(Dataset entries)

================

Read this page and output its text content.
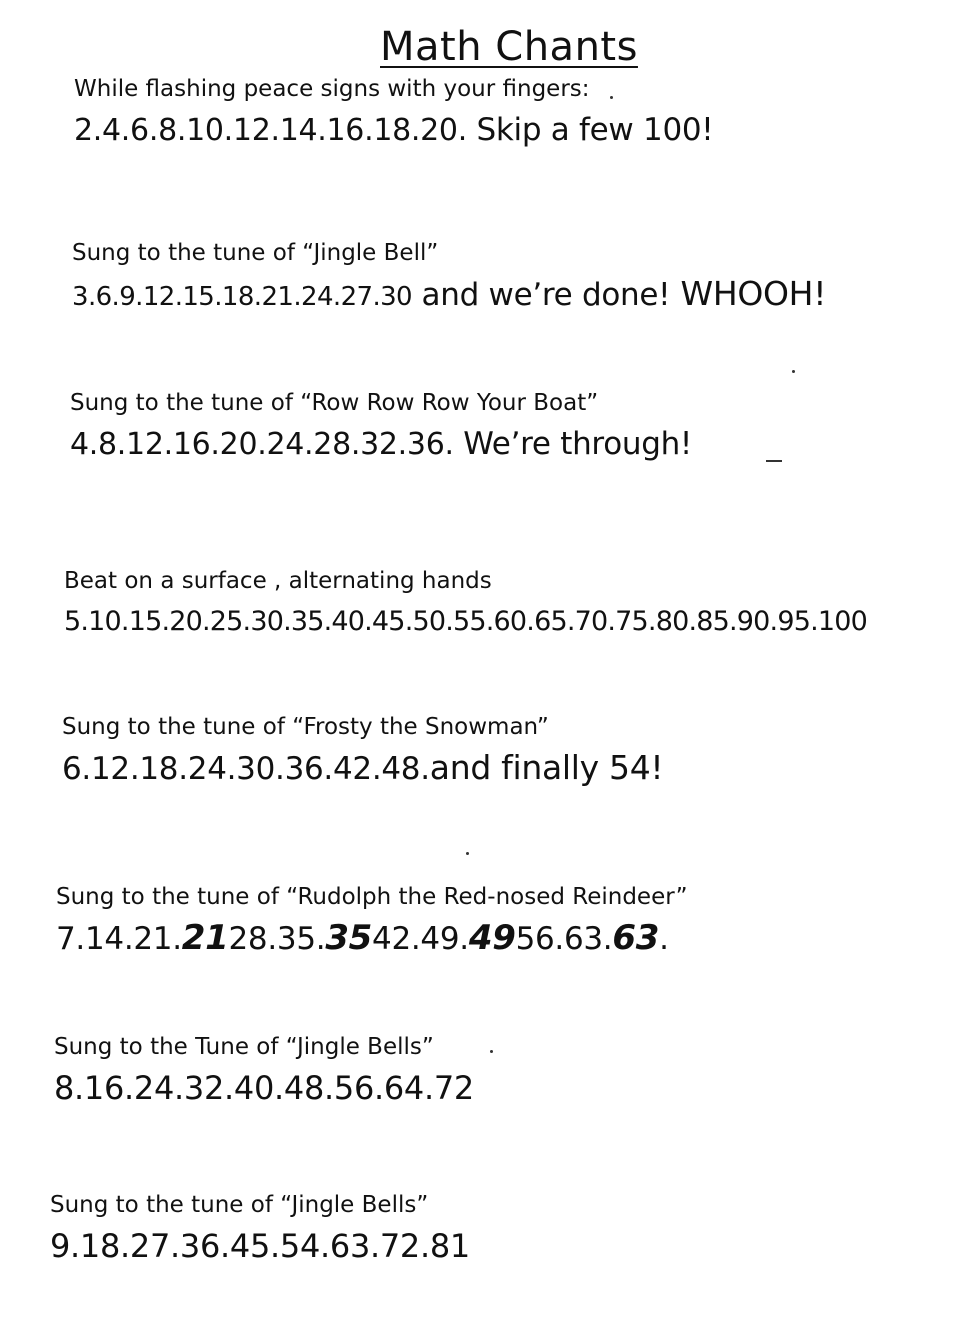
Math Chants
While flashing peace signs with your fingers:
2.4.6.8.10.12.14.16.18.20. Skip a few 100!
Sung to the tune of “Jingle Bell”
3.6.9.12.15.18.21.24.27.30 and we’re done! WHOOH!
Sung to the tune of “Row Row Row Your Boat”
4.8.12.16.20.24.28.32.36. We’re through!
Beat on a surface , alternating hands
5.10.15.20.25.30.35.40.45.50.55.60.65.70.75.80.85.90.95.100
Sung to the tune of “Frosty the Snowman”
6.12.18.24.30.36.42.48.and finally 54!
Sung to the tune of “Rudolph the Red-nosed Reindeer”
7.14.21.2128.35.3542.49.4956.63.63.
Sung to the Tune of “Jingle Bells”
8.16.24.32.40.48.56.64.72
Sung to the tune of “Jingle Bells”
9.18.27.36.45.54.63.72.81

================

» WHAT IS ASKED
Quote the records above exactly, leaving out any pictures.

» COMPLETE OUTPUT
Read this page and output its text content.
Math Chants
While flashing peace signs with your fingers:
2.4.6.8.10.12.14.16.18.20. Skip a few 100!
Sung to the tune of “Jingle Bell”
3.6.9.12.15.18.21.24.27.30 and we’re done! WHOOH!
Sung to the tune of “Row Row Row Your Boat”
4.8.12.16.20.24.28.32.36. We’re through!
Beat on a surface , alternating hands
5.10.15.20.25.30.35.40.45.50.55.60.65.70.75.80.85.90.95.100
Sung to the tune of “Frosty the Snowman”
6.12.18.24.30.36.42.48.and finally 54!
Sung to the tune of “Rudolph the Red-nosed Reindeer”
7.14.21.2128.35.3542.49.4956.63.63.
Sung to the Tune of “Jingle Bells”
8.16.24.32.40.48.56.64.72
Sung to the tune of “Jingle Bells”
9.18.27.36.45.54.63.72.81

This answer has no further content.